TEXTAUSZUG:
┏━━
Perlentaucher-Notiz zur F.A.Z.-Rezension

Rezensent Uwe Justus Wenzel hat diesen, erstmals ins Deutsche übersetzen Vortrag von Emmanuel Levinas über "Ethik als Erste Philosophie" von 1982 mit Interesse gelesen. Es geht es um das menschliche Bewusstsein, das nichts wahrnehmen kann, ohne es in Besitz nehmen zu wollen. Gestört werde dieses Verlangen immer nur von anderen, die dasselbe wollen. Der Vortrag ist eine gute Einführung in das Denken des französischen Philosophen, meint Wenzel.

© Perlentaucher Medien GmbH

Süddeutsche Zeitung - Rezension
Süddeutsche Zeitung | Besprechung von 19.03.2022

Trotziger Trost
Gegen den absoluten Wahrheitsanspruch der Philosophie setzte Emmanuel Levinas eine „Ethik des Anderen“, deren Entdeckung gerade dieser Tage lohnt
Moralische Skeptiker weisen gerne darauf hin, dass es eine Sache sei, ethische Gebote mit guten Argumenten zu begründen. Eine ganz andere Sache sei es, einen Menschen auf eine Erfahrung zu stoßen, die ihm unmittelbar deutlich macht, dass er überhaupt gut handeln soll. Das Konkreteste, das eigene nackte Leben, die eigene Erfahrung, und das Allgemeinste, das höchste Prinzip einer Ethik, hat im 20. Jahrhundert wohl niemand so radikal und zugleich so geduldig bedacht wie der französische Philosoph Emmanuel Levinas. Seine späte Vorlesung mit dem Titel „Ethik als Erste Philosophie“, die er 1982 in Leuven gehalten hat, ist nun erschienen.
Der Titel ist die maximale Provokation der abendländischen philosophischen Tradition. Als „Erste Philosophie“ gelten üblicherweise Metaphysik oder Ontologie, also die Disziplinen, die sich mit dem Wesen der Dinge beschäftigen, bevor eben diese Dinge anfangen, miteinander gut oder böse zu handeln. Indem er nun Ethik, also die Lehre vom richtigen Handeln, an der Anfang setzt, tut Levinas, der 1906 im litauischen Kaunas geboren wurde als Sohn eines jüdischen Buchhändlerpaars und 1995 in Paris starb, nichts weniger, als zu revidieren, was das Selbstverständnis der neuzeitlichen Philosophie tief geprägt hat.
Nun darf man sich Levinas allerdings auf gar keinen Falls als einen dieser zwanghaft schmerzfreien Berufsprovokateure und Thesenritter vorstellen, wie sie heute jeden Tag in Fernsehrunden, Podcasts und Festival-Diskussion auftauchen. Dafür wiegen sein Studium in Freiburg Ende der Zwanziger bei Husserl und Heidegger,vor allem aber seine Jahre in deutsche Kriegsgefangenschaft zu schwer, nach denen er schwor, nie mehr deutschen Boden zu betreten – und sich daran hielt. Sein Denken wurzelt entsprechend in einem ernsten Unbehagen gegenüber dem rigorosen überindividuellen Logozentrismus der griechischen Tradition der Philosophie. Denn der bedeutet ja nichts anderes, dass für das totale Erkennen, also für die Wahrheit letztlich nicht mehr gebraucht wird, als eine einzige Person. Nur was hat das mit der konkreten Situation zu tun, in der sich jeder Mensch von Anfang befindet, nämlich unter anderen Menschen? Nicht viel.
┗━━
AUFLISTUNG:
┏━━
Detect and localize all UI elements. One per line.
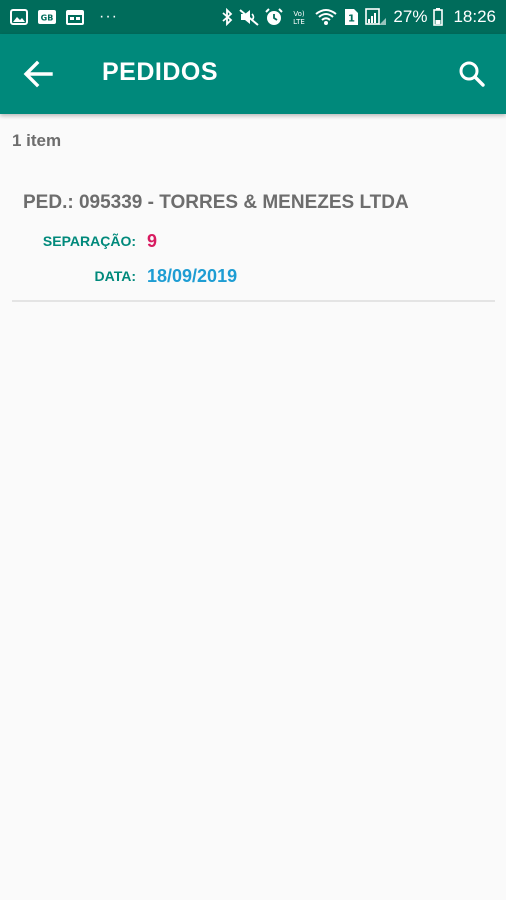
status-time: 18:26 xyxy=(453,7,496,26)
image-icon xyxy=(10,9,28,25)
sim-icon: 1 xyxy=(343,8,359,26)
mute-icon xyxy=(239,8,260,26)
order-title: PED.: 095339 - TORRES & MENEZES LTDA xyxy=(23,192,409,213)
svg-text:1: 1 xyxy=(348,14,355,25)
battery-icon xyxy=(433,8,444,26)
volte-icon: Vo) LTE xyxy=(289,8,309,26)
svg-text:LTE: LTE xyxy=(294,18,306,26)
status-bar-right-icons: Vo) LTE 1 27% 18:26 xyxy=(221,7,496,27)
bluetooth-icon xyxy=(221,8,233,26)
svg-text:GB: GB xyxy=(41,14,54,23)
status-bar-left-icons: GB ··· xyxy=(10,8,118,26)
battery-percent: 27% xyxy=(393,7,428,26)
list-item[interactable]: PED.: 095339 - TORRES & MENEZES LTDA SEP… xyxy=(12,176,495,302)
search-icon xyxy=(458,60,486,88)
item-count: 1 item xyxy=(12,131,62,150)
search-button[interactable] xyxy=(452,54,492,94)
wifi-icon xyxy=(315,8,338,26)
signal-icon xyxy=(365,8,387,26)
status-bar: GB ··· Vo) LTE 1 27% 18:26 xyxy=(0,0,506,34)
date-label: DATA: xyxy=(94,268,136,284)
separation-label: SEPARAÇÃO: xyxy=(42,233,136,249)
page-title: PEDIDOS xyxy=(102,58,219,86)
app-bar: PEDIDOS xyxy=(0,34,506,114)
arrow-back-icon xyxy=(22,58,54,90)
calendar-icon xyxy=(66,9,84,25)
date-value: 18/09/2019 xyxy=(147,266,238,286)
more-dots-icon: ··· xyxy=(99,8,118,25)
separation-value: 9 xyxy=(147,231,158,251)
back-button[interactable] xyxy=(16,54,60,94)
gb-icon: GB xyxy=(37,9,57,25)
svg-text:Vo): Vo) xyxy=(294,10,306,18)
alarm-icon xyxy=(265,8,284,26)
┗━━
┏━━
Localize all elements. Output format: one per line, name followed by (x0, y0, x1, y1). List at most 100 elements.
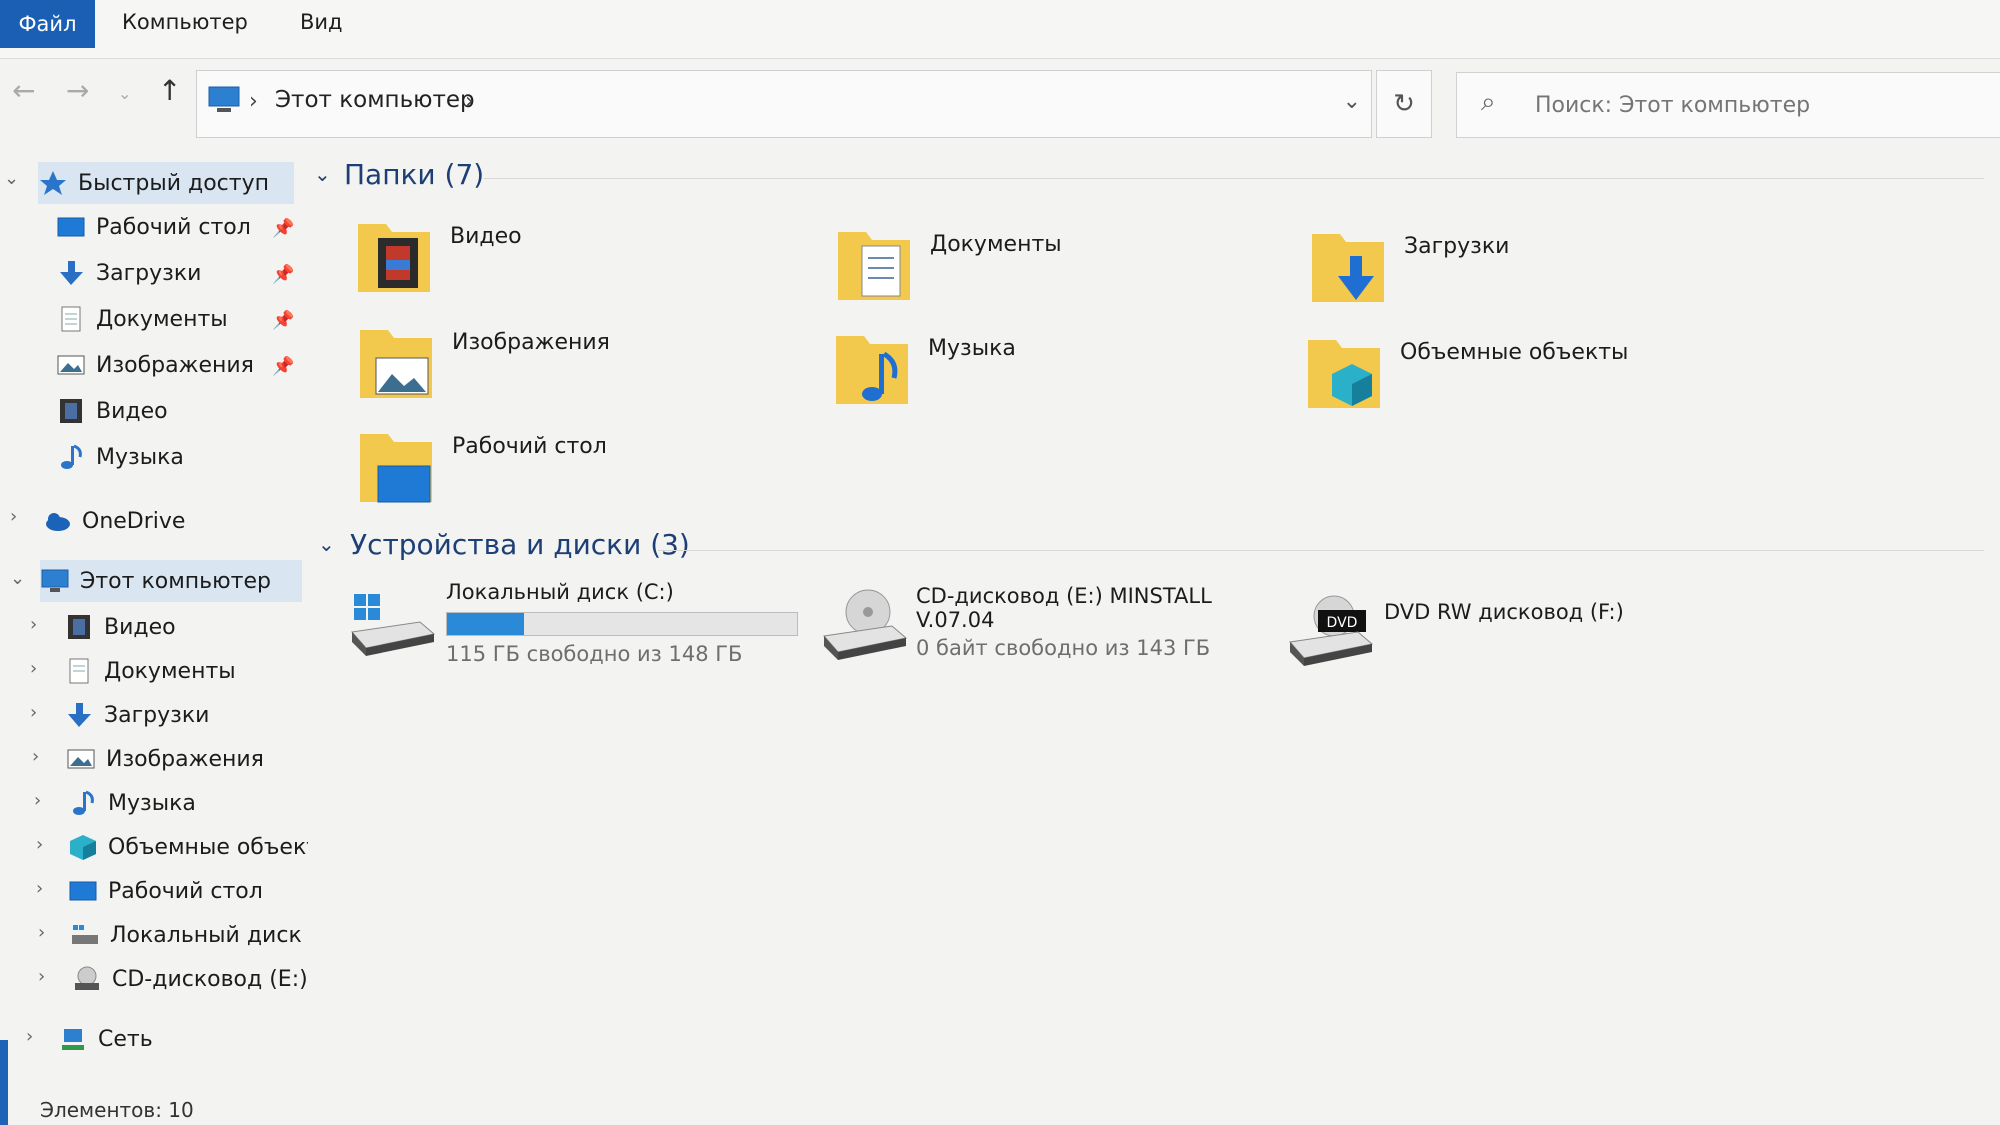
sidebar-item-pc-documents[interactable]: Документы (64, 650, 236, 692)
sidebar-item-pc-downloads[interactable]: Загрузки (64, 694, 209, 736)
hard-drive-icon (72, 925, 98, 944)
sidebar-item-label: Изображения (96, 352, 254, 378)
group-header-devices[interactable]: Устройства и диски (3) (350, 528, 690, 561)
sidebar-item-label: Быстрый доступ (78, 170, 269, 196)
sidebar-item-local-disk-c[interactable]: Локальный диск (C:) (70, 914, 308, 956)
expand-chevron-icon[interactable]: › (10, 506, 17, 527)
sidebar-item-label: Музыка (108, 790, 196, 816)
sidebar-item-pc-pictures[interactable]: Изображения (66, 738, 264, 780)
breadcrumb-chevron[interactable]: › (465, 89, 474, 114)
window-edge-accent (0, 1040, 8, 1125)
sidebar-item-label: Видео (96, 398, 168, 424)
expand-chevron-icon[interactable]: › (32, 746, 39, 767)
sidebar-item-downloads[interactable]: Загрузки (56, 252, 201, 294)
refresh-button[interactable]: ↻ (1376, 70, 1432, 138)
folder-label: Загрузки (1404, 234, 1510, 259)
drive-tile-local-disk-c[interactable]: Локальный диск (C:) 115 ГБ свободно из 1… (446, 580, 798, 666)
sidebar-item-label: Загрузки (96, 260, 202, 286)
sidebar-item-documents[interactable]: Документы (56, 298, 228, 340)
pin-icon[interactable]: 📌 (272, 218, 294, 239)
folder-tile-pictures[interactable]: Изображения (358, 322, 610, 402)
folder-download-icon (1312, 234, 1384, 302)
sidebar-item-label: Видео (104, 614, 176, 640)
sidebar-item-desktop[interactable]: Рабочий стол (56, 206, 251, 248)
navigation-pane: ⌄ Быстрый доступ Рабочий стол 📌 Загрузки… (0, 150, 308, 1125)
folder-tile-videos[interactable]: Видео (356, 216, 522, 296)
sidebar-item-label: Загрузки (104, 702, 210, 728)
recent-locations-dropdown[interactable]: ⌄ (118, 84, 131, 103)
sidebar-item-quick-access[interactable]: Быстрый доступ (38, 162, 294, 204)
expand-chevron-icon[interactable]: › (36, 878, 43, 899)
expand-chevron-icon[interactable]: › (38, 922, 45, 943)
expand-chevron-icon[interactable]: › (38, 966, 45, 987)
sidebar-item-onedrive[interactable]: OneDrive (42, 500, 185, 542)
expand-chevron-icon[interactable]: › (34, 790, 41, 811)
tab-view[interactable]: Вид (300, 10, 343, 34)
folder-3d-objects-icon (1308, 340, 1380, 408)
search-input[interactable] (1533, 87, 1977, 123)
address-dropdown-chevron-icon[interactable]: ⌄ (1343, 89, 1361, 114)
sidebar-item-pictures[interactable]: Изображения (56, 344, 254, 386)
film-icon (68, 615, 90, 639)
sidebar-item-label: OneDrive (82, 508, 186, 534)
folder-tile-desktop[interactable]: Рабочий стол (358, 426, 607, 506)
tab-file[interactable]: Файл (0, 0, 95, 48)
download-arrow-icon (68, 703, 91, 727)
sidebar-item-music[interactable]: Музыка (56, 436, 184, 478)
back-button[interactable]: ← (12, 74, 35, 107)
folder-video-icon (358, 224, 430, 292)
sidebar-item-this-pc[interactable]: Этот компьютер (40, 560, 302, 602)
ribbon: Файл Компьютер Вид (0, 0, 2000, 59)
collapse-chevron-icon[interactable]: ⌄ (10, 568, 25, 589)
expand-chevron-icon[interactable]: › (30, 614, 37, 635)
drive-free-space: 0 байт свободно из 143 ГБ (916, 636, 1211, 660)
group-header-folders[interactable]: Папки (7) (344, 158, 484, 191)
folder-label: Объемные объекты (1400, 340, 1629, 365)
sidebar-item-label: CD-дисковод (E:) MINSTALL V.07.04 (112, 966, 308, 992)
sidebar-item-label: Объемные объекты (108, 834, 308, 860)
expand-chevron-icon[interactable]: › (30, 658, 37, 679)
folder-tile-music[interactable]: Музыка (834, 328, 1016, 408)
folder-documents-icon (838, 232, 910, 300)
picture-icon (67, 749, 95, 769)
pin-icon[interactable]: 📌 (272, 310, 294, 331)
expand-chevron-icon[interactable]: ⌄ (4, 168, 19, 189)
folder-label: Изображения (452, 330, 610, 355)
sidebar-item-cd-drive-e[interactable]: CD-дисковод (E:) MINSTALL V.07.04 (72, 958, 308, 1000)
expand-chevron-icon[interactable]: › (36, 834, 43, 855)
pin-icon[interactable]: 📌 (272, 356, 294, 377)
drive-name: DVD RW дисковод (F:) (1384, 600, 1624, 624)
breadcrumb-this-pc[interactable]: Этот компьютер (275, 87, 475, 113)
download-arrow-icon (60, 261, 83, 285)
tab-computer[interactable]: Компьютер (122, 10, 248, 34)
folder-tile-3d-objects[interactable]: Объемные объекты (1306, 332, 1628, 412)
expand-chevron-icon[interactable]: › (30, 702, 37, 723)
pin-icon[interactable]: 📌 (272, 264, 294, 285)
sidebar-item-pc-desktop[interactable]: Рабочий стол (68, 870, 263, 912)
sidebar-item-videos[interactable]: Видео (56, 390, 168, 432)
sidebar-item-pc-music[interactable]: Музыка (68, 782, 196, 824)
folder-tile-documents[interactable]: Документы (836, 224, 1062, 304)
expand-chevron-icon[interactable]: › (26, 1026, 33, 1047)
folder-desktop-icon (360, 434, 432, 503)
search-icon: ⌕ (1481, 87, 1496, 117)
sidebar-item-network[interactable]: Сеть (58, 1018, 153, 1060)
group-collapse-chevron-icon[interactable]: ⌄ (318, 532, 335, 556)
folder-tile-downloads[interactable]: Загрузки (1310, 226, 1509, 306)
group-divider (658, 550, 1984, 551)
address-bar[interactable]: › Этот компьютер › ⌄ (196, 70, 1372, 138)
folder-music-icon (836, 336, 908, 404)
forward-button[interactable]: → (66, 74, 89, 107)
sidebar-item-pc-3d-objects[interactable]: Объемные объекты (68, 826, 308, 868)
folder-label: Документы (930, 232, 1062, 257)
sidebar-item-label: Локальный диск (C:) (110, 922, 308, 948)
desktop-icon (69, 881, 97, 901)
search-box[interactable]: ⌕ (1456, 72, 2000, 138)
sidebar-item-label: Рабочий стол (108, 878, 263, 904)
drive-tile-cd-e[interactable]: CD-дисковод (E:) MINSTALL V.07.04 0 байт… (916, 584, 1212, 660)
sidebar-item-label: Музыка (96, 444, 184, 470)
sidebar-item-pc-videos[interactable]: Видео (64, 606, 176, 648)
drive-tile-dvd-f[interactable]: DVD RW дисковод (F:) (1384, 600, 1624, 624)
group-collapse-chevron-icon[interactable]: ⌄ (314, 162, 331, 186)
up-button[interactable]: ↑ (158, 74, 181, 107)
┗━━
AUFGABE 1:
Wann und wo hielt Levinas laut dem Textauszug seine Vorlesung „Ethik als Erste Philosophie“?
AUFGABE 2:
Stimmen diese Aussagen mit dem Textauszug überein? Antworte jeweils mit Ja oder Nein und zitiere die entscheidenden Worte. (a) Levinas wurde 1906 in Kaunas geboren. (b) Nach der Kriegsgefangenschaft reiste Levinas noch gelegentlich nach Deutschland. (c) Als „Erste Philosophie“ gilt üblicherweise die Ethik.

LÖSUNG 1:
1982 in Leuven.

LÖSUNG 2:
(a) Ja: „1906 im litauischen Kaunas geboren wurde“
(b) Nein: „nie mehr deutschen Boden zu betreten – und sich daran hielt“
(c) Nein: „Als „Erste Philosophie“ gelten üblicherweise Metaphysik oder Ontologie“